* _TASK SET_
- A) In the passage on The Beatles filming Help! in the Bahamas, on what day did the group fly out to begin filming?
- B) Put this sentence from the passage on The Beatles filming Help! in the Bahamas into Spanish: "Equally, it meant a break from the rigours of touring, something they had grown to hate."
- C) Pick up the passage on The Beatles filming Help! in the Bahamas after its final sentence and write what comes next.

>> BEGIN SELECTED TEXT

Of course, Lennon wasn’t kidding, as The Beatles had been popping pills since at least 1960 and smoking weed since being “turned-on” by Bob Dylan in 1964. Simon Wells exclusively explains for Dangerous Minds:

The Beatles took a chartered jet to the Bahamas for the start of filming of Help! on Monday 22nd February 1965. Perversely as it may seem, the Beatles’ manager Brian Epstein had become intoxicated with the idea of tax shelters and havens—and after his dismal performance of selling off the Beatles rights to A Hard Day’s Night for little more than the average house price in Britain, he sensed an idea to set up an offshore interest in the Bahamas, hoping that the money from the film would escape the extortionate financial red tape and punitive taxes that would attract to the film’s future successes.

To defer suspicions, Epstein cooked up the idea of filming part of Help! in the Bahamas and so eager was he to establish a presence there, filming for what would be the finale of the movie was shot first. Temperatures at a constant high for the area, the group would have to shield themselves from the likelihood of considerable tanning – an issue that would have colored (excuse pun) the earlier shots in the film, all set in London. Nonetheless, The Beatles knew little about this, and happily trundled onto the caravan of filming—the shores of Nassau were far more attractive than a gloomy British February. Equally, it meant a break from the rigours of touring, something they had grown to hate.

The group’s plane continued the majority of the film’s attendant circus, plus a few liggers and reporters to help things along. The nine-hour flight requiring more than just alcoholic sustenance, the band happily tugged on a succession of marijuana joints to elevate the time between touching down in the Bahamas. Since August the previous year when Bob Dylan famously turned the band onto the magical herb, the group had indulged heavily in the newly found pursuit. The effects were immediate on their dress and music, heavy shades and dissonant chords were now pitting their senses; introspection tossing “boy meets girl” out of the window.

>> END SELECTED TEXT
>> BEGIN DATA SEGMENT

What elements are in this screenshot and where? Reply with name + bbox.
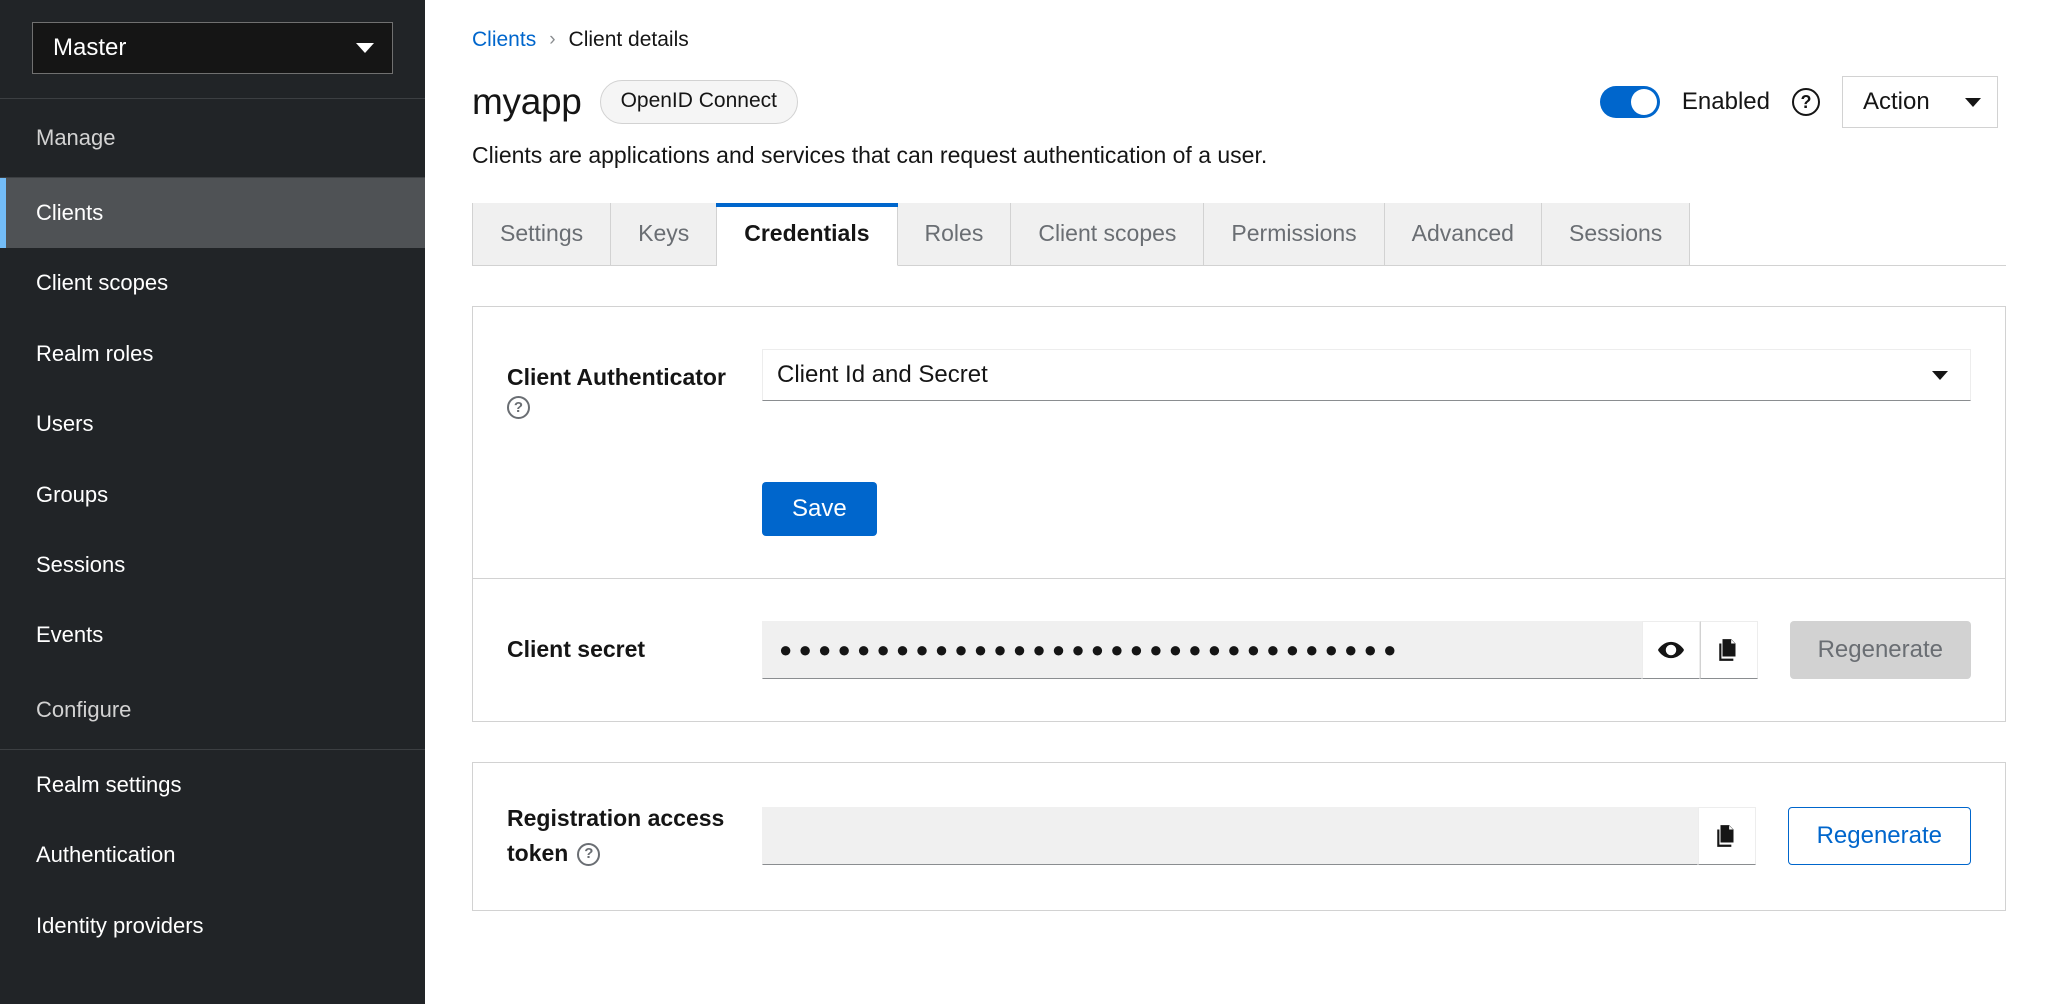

>> END DATA SEGMENT

* _SOLVED PROBLEMS_
- A) Monday 22nd February 1965.

- B) Del mismo modo, significaba un descanso de los rigores de las giras, algo que habían llegado a odiar.

- C)
While the media were well aware that The Beatles (and most of the other groups of the period) took drugs, there was no need for them to spill the beans and spoil the party. By 1965 standards, The Beatles were still good cheeky copy—guaranteed to bring a smile to the nation’s breakfast tables, and still with the consent of Britain’s parents, the girls and boys could shower them with unbridled adoration. Behind closed doors in Buckingham Palace and at (the Prime Minister’s home) Number 10 Downing Street, plans were already afoot to adorn the band with the M.B.E. If an admission of naughty chemical use had surfaced prior to the award announcement, it would have clearly stymied the whole pantomime. The press knew this too—so all was on course to preserve the Fab’s innocence—for the time being.

For those who chart such things, this is the first admission from a Beatle that drugs were now a part of their lives. The evident shock from the reporter is testament to the disbelief that these sweet boys could ever do such a thing. Predictably, the comment was not used in print, and it remained buried on the reporter’s tape – until now!

Simon Wells new book on The Beatles Eight Arms To Hold You is available from Pledge Music, details here.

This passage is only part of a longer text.